▼
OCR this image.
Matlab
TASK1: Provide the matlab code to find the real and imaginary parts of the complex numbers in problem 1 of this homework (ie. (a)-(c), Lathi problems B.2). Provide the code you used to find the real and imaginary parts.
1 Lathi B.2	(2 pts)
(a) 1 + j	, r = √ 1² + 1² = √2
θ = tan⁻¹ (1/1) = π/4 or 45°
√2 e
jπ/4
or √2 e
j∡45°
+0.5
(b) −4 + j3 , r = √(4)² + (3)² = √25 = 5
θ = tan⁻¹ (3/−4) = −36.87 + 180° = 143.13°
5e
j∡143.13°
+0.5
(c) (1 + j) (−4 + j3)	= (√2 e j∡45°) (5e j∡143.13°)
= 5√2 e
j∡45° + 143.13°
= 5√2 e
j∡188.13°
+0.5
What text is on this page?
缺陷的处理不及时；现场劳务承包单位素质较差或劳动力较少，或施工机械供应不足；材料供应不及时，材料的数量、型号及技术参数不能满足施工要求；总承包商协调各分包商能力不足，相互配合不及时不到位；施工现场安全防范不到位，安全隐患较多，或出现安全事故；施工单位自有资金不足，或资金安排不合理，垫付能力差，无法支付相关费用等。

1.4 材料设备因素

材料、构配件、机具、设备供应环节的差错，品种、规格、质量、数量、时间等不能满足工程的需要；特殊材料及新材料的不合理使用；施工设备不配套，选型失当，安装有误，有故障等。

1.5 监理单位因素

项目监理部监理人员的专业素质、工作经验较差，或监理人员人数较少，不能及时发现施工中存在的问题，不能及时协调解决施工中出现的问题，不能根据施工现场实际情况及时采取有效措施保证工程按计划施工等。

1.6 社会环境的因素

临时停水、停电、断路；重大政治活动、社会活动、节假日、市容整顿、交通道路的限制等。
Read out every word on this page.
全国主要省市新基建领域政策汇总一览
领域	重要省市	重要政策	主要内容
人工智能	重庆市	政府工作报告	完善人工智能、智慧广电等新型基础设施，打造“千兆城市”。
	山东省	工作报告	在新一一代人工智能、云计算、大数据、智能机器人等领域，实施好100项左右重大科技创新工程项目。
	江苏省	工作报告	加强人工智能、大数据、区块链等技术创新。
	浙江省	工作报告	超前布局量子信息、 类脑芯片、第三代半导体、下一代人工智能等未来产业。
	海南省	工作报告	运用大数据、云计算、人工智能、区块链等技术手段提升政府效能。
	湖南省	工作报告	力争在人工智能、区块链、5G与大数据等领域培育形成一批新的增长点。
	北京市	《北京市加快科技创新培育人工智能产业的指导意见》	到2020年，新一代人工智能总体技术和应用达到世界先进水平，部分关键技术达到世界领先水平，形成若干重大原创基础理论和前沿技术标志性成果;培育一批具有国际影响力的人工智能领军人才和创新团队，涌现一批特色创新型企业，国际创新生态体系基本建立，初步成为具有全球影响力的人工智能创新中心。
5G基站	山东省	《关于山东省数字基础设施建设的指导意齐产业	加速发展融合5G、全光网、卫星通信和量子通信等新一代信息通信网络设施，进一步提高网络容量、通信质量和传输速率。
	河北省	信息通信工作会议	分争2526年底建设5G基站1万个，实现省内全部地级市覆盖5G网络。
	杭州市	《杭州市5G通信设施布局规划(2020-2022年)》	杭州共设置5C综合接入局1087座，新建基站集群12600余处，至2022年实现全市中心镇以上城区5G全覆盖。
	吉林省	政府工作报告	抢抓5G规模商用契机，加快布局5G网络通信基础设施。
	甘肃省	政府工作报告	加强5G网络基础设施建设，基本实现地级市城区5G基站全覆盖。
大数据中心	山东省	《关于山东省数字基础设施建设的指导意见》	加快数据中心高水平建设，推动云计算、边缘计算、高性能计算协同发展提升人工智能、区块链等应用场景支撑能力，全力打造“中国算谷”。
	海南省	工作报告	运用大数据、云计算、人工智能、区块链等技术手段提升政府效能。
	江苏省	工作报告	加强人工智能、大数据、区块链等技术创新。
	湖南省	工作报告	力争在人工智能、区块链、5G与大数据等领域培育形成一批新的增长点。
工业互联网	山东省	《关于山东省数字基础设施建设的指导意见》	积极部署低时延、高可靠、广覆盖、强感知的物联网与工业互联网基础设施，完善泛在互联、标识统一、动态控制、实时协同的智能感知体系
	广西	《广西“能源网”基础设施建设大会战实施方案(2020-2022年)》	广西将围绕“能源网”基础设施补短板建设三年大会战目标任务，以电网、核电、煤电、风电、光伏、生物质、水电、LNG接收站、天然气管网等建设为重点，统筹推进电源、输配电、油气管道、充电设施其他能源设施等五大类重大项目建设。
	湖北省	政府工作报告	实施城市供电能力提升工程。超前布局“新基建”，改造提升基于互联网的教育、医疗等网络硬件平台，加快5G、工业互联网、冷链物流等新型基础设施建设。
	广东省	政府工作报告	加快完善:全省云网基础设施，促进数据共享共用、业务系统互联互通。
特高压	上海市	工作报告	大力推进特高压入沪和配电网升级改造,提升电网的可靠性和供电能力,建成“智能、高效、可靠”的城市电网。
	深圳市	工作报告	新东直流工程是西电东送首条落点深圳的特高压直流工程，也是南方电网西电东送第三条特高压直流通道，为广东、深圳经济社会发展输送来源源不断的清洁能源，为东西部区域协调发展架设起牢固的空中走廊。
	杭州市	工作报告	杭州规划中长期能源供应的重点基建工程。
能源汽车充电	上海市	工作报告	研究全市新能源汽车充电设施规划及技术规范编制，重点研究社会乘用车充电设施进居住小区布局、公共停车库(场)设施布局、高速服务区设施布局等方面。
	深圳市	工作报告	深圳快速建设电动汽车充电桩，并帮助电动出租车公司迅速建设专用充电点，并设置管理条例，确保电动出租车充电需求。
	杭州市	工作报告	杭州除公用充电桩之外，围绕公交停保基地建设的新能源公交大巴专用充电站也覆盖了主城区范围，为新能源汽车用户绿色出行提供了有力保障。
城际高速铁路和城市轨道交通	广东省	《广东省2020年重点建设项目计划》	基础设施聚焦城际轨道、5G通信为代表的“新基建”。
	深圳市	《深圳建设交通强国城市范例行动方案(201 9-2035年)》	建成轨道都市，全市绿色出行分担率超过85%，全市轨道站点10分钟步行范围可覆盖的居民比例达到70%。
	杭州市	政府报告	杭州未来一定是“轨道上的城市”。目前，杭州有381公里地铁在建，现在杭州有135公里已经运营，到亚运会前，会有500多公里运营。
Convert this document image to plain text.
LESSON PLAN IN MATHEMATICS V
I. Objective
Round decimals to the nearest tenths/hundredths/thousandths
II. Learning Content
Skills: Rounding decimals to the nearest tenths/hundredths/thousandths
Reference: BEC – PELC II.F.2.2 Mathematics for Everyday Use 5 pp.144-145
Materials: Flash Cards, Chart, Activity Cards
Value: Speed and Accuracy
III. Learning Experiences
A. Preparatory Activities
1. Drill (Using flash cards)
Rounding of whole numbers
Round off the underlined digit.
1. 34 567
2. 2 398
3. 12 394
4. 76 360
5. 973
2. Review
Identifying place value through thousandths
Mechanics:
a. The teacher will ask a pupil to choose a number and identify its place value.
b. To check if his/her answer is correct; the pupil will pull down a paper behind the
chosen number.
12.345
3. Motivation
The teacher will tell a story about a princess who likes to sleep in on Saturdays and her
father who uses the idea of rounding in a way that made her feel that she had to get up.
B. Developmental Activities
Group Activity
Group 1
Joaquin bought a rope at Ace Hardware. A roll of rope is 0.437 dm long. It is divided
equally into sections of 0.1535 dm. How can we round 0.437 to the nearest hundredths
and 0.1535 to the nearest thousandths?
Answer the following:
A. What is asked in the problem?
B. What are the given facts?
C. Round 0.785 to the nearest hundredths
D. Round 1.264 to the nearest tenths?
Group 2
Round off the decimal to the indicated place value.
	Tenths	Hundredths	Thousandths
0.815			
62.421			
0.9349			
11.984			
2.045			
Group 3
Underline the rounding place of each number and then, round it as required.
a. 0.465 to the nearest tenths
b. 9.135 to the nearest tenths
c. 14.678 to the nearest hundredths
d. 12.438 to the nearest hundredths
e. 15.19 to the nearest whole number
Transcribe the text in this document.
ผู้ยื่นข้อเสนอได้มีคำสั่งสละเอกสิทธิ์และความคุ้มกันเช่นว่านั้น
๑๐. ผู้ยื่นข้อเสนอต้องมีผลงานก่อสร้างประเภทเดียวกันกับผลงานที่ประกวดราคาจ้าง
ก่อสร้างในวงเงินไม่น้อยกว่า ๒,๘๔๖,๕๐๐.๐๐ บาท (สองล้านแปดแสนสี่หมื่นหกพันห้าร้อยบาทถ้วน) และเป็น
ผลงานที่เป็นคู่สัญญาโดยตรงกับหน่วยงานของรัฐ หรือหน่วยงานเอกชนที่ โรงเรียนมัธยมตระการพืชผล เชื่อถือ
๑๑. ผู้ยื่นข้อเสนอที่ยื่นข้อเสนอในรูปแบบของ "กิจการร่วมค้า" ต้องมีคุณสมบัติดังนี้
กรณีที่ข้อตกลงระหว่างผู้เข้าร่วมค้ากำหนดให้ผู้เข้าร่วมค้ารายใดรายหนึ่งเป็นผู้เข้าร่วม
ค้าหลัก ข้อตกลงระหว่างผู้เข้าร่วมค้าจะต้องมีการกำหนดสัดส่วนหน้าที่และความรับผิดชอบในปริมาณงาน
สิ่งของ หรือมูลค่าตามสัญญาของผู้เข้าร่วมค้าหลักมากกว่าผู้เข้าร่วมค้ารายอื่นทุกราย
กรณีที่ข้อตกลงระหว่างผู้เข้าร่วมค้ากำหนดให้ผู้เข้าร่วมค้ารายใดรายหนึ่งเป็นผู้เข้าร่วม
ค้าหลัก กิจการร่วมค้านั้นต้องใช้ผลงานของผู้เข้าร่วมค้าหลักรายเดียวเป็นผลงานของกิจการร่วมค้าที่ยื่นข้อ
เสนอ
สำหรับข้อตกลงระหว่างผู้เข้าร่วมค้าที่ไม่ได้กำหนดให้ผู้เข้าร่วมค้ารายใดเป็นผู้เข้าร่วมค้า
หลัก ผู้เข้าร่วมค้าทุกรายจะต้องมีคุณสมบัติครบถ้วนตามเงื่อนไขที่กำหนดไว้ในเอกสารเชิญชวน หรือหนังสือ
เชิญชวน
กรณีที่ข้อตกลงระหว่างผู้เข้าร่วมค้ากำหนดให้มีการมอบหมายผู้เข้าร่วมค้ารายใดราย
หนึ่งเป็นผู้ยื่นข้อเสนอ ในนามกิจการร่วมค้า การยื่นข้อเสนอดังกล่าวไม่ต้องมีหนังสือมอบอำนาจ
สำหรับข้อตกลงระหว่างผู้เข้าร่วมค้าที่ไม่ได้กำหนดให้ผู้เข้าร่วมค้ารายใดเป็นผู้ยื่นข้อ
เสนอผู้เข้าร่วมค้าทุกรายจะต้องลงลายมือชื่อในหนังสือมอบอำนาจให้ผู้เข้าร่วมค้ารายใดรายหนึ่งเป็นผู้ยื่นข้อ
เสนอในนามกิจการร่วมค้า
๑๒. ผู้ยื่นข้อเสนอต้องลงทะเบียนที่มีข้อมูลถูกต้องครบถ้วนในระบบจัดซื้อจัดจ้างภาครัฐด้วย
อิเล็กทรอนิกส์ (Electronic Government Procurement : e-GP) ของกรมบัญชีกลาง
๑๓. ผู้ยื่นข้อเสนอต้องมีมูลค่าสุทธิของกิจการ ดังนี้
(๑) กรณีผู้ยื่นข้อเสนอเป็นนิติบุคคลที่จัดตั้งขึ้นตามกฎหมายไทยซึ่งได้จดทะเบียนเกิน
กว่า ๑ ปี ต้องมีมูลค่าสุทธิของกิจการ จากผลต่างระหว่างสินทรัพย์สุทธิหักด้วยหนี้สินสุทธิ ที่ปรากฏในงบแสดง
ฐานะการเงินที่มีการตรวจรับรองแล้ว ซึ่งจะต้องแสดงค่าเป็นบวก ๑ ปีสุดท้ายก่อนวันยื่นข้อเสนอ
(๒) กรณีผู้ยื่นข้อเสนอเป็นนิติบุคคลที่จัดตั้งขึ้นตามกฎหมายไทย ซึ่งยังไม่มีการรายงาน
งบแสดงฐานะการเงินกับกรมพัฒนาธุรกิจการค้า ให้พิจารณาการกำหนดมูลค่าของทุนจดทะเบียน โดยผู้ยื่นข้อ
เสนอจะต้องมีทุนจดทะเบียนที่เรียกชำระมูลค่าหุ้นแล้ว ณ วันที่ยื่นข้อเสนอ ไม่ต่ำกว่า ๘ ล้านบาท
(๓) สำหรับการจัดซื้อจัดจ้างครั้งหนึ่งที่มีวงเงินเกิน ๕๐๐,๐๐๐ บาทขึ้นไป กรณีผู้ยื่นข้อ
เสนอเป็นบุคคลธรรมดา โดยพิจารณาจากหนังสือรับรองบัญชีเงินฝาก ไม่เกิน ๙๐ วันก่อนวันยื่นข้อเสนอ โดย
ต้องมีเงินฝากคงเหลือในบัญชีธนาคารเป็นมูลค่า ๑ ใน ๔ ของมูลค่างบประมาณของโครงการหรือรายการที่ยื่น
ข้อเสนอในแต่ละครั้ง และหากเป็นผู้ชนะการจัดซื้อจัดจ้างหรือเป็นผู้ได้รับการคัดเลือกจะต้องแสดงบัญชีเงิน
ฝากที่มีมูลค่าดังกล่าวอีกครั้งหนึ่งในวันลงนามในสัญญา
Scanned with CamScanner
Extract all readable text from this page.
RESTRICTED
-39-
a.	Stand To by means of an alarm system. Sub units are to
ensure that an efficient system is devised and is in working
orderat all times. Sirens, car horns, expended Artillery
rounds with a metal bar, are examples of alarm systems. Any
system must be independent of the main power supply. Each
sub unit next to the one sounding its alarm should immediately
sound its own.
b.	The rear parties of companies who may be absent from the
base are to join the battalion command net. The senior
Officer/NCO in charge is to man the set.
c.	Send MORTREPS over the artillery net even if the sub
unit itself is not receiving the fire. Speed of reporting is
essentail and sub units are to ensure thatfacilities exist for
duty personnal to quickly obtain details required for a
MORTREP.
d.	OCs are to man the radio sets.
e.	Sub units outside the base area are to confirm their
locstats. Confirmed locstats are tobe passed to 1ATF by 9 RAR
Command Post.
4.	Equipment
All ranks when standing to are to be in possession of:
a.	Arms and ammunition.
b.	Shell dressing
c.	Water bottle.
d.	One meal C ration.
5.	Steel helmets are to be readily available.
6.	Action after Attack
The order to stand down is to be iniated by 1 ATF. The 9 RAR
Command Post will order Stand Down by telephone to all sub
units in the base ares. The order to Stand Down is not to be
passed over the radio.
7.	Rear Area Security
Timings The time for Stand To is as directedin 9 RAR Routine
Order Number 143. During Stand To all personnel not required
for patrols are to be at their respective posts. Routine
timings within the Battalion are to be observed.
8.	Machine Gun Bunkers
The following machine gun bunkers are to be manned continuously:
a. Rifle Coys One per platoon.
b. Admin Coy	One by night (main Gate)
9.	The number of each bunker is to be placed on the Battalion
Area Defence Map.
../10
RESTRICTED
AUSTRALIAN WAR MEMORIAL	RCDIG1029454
▲
What is being asked: Each line that has the word "อเสนอต" should be copied.

Answer:
๑๐. ผู้ยื่นข้อเสนอต้องมีผลงานก่อสร้างประเภทเดียวกันกับผลงานที่ประกวดราคาจ้าง
๑๒. ผู้ยื่นข้อเสนอต้องลงทะเบียนที่มีข้อมูลถูกต้องครบถ้วนในระบบจัดซื้อจัดจ้างภาครัฐด้วย
๑๓. ผู้ยื่นข้อเสนอต้องมีมูลค่าสุทธิของกิจการ ดังนี้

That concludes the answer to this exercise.